** Your instructions **
Can you transcribe every line exactly and leave the pictures behind?

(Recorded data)
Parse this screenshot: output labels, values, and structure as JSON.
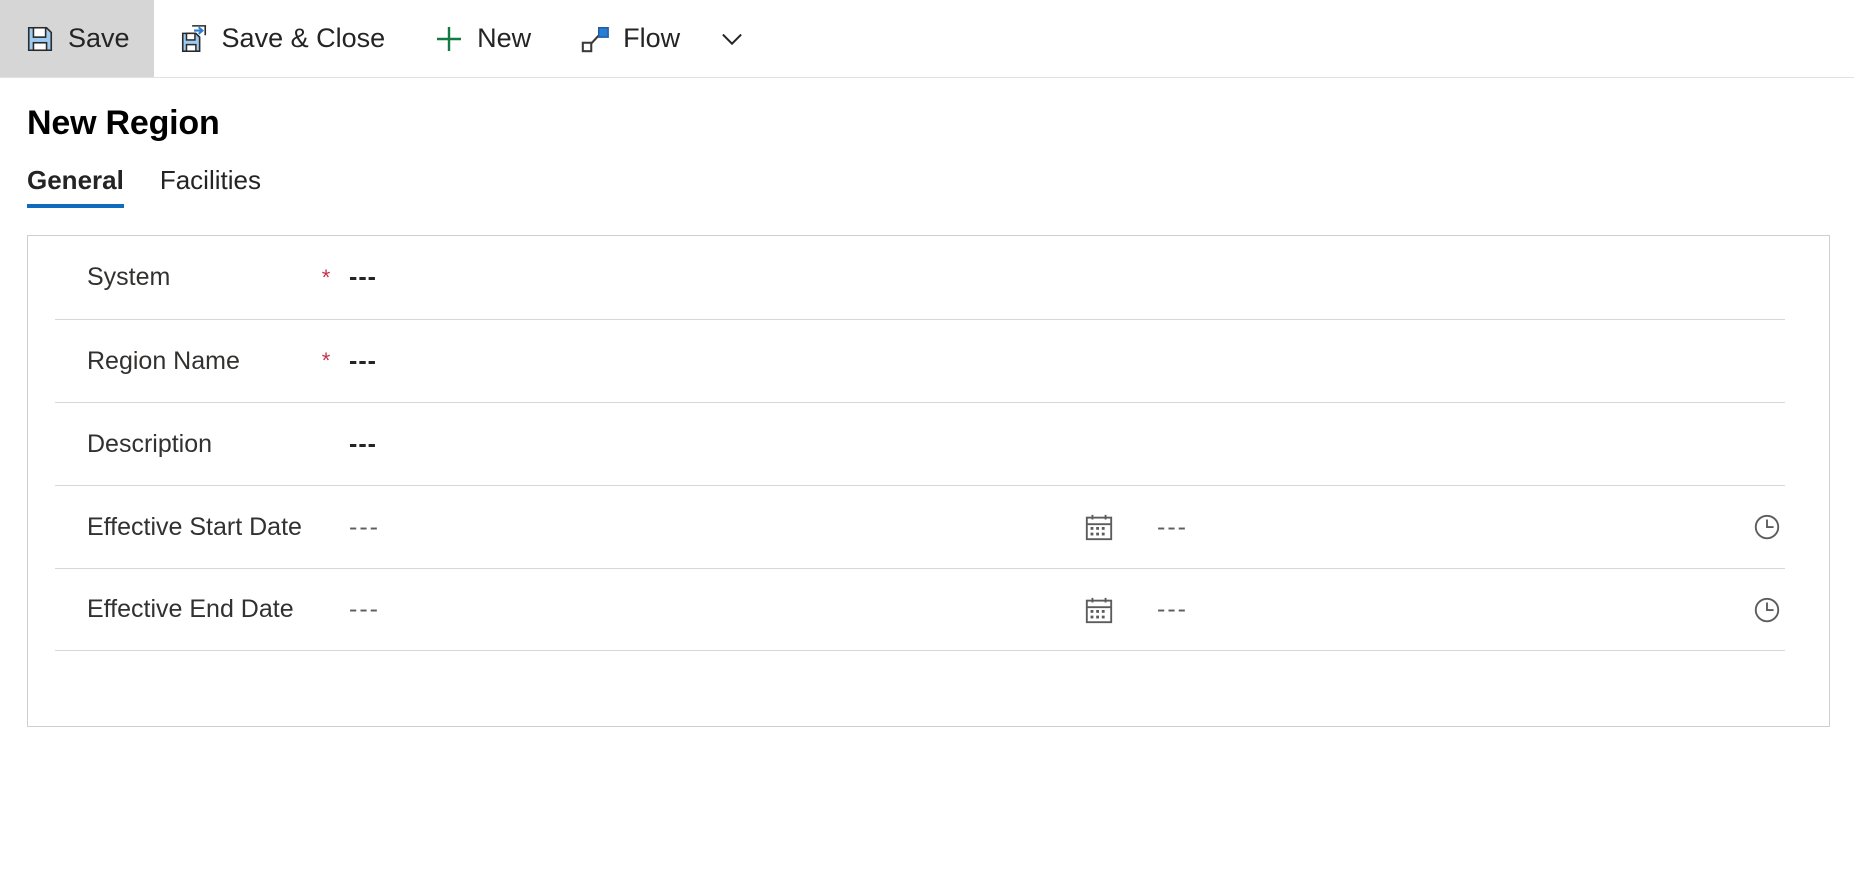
{
  "commandbar": {
    "buttons": [
      {
        "id": "save",
        "label": "Save",
        "icon": "save-floppy-icon",
        "active": true
      },
      {
        "id": "save-close",
        "label": "Save & Close",
        "icon": "save-and-close-icon",
        "active": false
      },
      {
        "id": "new",
        "label": "New",
        "icon": "plus-icon",
        "active": false
      },
      {
        "id": "flow",
        "label": "Flow",
        "icon": "flow-icon",
        "active": false
      }
    ],
    "overflow_icon": "chevron-down-icon"
  },
  "page": {
    "title": "New Region"
  },
  "tabs": [
    {
      "id": "general",
      "label": "General",
      "selected": true
    },
    {
      "id": "facilities",
      "label": "Facilities",
      "selected": false
    }
  ],
  "form": {
    "fields": [
      {
        "id": "system",
        "label": "System",
        "required": true,
        "required_marker": "*",
        "value": "---",
        "type": "text"
      },
      {
        "id": "region-name",
        "label": "Region Name",
        "required": true,
        "required_marker": "*",
        "value": "---",
        "type": "text"
      },
      {
        "id": "description",
        "label": "Description",
        "required": false,
        "required_marker": "",
        "value": "---",
        "type": "text"
      },
      {
        "id": "effective-start-date",
        "label": "Effective Start Date",
        "required": false,
        "required_marker": "",
        "value": "---",
        "time_value": "---",
        "type": "datetime",
        "date_icon": "calendar-icon",
        "time_icon": "clock-icon"
      },
      {
        "id": "effective-end-date",
        "label": "Effective End Date",
        "required": false,
        "required_marker": "",
        "value": "---",
        "time_value": "---",
        "type": "datetime",
        "date_icon": "calendar-icon",
        "time_icon": "clock-icon"
      }
    ]
  },
  "colors": {
    "accent": "#0f6cbd",
    "required": "#c4314b",
    "plus_green": "#107c41",
    "icon_blue": "#2b7cd3",
    "text": "#242424",
    "border": "#cfcfcf",
    "separator": "#d8d8d8",
    "active_button_bg": "#d6d6d6"
  }
}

** Finished task **
Parse this screenshot: output labels, values, and structure as JSON.
{
  "commandbar": {
    "buttons": [
      {
        "id": "save",
        "label": "Save",
        "icon": "save-floppy-icon",
        "active": true
      },
      {
        "id": "save-close",
        "label": "Save & Close",
        "icon": "save-and-close-icon",
        "active": false
      },
      {
        "id": "new",
        "label": "New",
        "icon": "plus-icon",
        "active": false
      },
      {
        "id": "flow",
        "label": "Flow",
        "icon": "flow-icon",
        "active": false
      }
    ],
    "overflow_icon": "chevron-down-icon"
  },
  "page": {
    "title": "New Region"
  },
  "tabs": [
    {
      "id": "general",
      "label": "General",
      "selected": true
    },
    {
      "id": "facilities",
      "label": "Facilities",
      "selected": false
    }
  ],
  "form": {
    "fields": [
      {
        "id": "system",
        "label": "System",
        "required": true,
        "required_marker": "*",
        "value": "---",
        "type": "text"
      },
      {
        "id": "region-name",
        "label": "Region Name",
        "required": true,
        "required_marker": "*",
        "value": "---",
        "type": "text"
      },
      {
        "id": "description",
        "label": "Description",
        "required": false,
        "required_marker": "",
        "value": "---",
        "type": "text"
      },
      {
        "id": "effective-start-date",
        "label": "Effective Start Date",
        "required": false,
        "required_marker": "",
        "value": "---",
        "time_value": "---",
        "type": "datetime",
        "date_icon": "calendar-icon",
        "time_icon": "clock-icon"
      },
      {
        "id": "effective-end-date",
        "label": "Effective End Date",
        "required": false,
        "required_marker": "",
        "value": "---",
        "time_value": "---",
        "type": "datetime",
        "date_icon": "calendar-icon",
        "time_icon": "clock-icon"
      }
    ]
  },
  "colors": {
    "accent": "#0f6cbd",
    "required": "#c4314b",
    "plus_green": "#107c41",
    "icon_blue": "#2b7cd3",
    "text": "#242424",
    "border": "#cfcfcf",
    "separator": "#d8d8d8",
    "active_button_bg": "#d6d6d6"
  }
}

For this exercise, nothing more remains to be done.